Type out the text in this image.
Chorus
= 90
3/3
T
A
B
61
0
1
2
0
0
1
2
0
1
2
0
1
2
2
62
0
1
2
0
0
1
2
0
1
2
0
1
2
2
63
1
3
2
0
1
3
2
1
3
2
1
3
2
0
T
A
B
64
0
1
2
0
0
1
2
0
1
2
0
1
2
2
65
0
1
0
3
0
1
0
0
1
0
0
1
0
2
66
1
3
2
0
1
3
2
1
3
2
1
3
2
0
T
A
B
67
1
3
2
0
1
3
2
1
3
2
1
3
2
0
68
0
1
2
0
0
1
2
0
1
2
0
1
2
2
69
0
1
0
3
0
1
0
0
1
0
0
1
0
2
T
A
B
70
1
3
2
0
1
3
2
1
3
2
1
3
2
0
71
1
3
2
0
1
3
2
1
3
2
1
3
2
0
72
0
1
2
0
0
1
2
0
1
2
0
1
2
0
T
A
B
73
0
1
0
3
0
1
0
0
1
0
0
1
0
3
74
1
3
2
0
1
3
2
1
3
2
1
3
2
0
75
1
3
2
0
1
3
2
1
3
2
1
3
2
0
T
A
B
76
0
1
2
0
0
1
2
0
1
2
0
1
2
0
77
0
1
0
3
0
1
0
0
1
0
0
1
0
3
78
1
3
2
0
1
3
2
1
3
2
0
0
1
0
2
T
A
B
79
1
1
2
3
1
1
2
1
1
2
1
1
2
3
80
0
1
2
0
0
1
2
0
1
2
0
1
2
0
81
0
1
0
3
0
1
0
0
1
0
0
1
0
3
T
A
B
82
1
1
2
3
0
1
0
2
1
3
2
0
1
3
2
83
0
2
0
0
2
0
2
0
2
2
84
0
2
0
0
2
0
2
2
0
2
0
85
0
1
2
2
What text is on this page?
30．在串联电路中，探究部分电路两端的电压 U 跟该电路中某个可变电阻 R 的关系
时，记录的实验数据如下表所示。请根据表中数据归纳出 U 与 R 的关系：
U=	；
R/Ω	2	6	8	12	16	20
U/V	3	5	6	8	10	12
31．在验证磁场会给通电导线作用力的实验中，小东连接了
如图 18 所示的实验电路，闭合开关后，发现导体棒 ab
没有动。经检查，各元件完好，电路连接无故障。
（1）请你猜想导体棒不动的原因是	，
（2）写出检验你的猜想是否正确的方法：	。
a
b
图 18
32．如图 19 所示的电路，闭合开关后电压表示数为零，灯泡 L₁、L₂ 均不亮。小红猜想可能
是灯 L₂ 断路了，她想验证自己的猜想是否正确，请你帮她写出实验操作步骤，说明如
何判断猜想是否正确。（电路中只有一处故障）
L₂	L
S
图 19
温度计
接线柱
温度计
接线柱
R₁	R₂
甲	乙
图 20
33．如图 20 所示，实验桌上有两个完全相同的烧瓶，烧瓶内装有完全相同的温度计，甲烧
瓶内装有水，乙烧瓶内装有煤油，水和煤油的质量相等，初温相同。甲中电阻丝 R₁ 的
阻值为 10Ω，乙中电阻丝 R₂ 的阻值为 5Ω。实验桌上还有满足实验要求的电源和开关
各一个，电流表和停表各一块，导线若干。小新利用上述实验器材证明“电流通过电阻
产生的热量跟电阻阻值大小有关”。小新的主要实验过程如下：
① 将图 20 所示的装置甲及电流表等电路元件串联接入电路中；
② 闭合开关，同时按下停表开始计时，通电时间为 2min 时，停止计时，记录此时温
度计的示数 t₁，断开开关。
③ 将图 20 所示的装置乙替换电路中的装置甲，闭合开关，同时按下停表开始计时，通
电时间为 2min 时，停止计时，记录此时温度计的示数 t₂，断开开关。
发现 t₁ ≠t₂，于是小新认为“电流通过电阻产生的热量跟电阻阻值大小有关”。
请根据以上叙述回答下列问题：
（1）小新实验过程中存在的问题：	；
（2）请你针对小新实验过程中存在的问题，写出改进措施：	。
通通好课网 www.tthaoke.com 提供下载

··········

* **THE REQUEST**:
Hand back the material above in full, exactly as written.

* **EXPECTED OUTPUT**:
Type out the text in this image.
Chorus
= 90
3/3
T
A
B
61
0
1
2
0
0
1
2
0
1
2
0
1
2
2
62
0
1
2
0
0
1
2
0
1
2
0
1
2
2
63
1
3
2
0
1
3
2
1
3
2
1
3
2
0
T
A
B
64
0
1
2
0
0
1
2
0
1
2
0
1
2
2
65
0
1
0
3
0
1
0
0
1
0
0
1
0
2
66
1
3
2
0
1
3
2
1
3
2
1
3
2
0
T
A
B
67
1
3
2
0
1
3
2
1
3
2
1
3
2
0
68
0
1
2
0
0
1
2
0
1
2
0
1
2
2
69
0
1
0
3
0
1
0
0
1
0
0
1
0
2
T
A
B
70
1
3
2
0
1
3
2
1
3
2
1
3
2
0
71
1
3
2
0
1
3
2
1
3
2
1
3
2
0
72
0
1
2
0
0
1
2
0
1
2
0
1
2
0
T
A
B
73
0
1
0
3
0
1
0
0
1
0
0
1
0
3
74
1
3
2
0
1
3
2
1
3
2
1
3
2
0
75
1
3
2
0
1
3
2
1
3
2
1
3
2
0
T
A
B
76
0
1
2
0
0
1
2
0
1
2
0
1
2
0
77
0
1
0
3
0
1
0
0
1
0
0
1
0
3
78
1
3
2
0
1
3
2
1
3
2
0
0
1
0
2
T
A
B
79
1
1
2
3
1
1
2
1
1
2
1
1
2
3
80
0
1
2
0
0
1
2
0
1
2
0
1
2
0
81
0
1
0
3
0
1
0
0
1
0
0
1
0
3
T
A
B
82
1
1
2
3
0
1
0
2
1
3
2
0
1
3
2
83
0
2
0
0
2
0
2
0
2
2
84
0
2
0
0
2
0
2
2
0
2
0
85
0
1
2
2
What text is on this page?
30．在串联电路中，探究部分电路两端的电压 U 跟该电路中某个可变电阻 R 的关系
时，记录的实验数据如下表所示。请根据表中数据归纳出 U 与 R 的关系：
U=	；
R/Ω	2	6	8	12	16	20
U/V	3	5	6	8	10	12
31．在验证磁场会给通电导线作用力的实验中，小东连接了
如图 18 所示的实验电路，闭合开关后，发现导体棒 ab
没有动。经检查，各元件完好，电路连接无故障。
（1）请你猜想导体棒不动的原因是	，
（2）写出检验你的猜想是否正确的方法：	。
a
b
图 18
32．如图 19 所示的电路，闭合开关后电压表示数为零，灯泡 L₁、L₂ 均不亮。小红猜想可能
是灯 L₂ 断路了，她想验证自己的猜想是否正确，请你帮她写出实验操作步骤，说明如
何判断猜想是否正确。（电路中只有一处故障）
L₂	L
S
图 19
温度计
接线柱
温度计
接线柱
R₁	R₂
甲	乙
图 20
33．如图 20 所示，实验桌上有两个完全相同的烧瓶，烧瓶内装有完全相同的温度计，甲烧
瓶内装有水，乙烧瓶内装有煤油，水和煤油的质量相等，初温相同。甲中电阻丝 R₁ 的
阻值为 10Ω，乙中电阻丝 R₂ 的阻值为 5Ω。实验桌上还有满足实验要求的电源和开关
各一个，电流表和停表各一块，导线若干。小新利用上述实验器材证明“电流通过电阻
产生的热量跟电阻阻值大小有关”。小新的主要实验过程如下：
① 将图 20 所示的装置甲及电流表等电路元件串联接入电路中；
② 闭合开关，同时按下停表开始计时，通电时间为 2min 时，停止计时，记录此时温
度计的示数 t₁，断开开关。
③ 将图 20 所示的装置乙替换电路中的装置甲，闭合开关，同时按下停表开始计时，通
电时间为 2min 时，停止计时，记录此时温度计的示数 t₂，断开开关。
发现 t₁ ≠t₂，于是小新认为“电流通过电阻产生的热量跟电阻阻值大小有关”。
请根据以上叙述回答下列问题：
（1）小新实验过程中存在的问题：	；
（2）请你针对小新实验过程中存在的问题，写出改进措施：	。
通通好课网 www.tthaoke.com 提供下载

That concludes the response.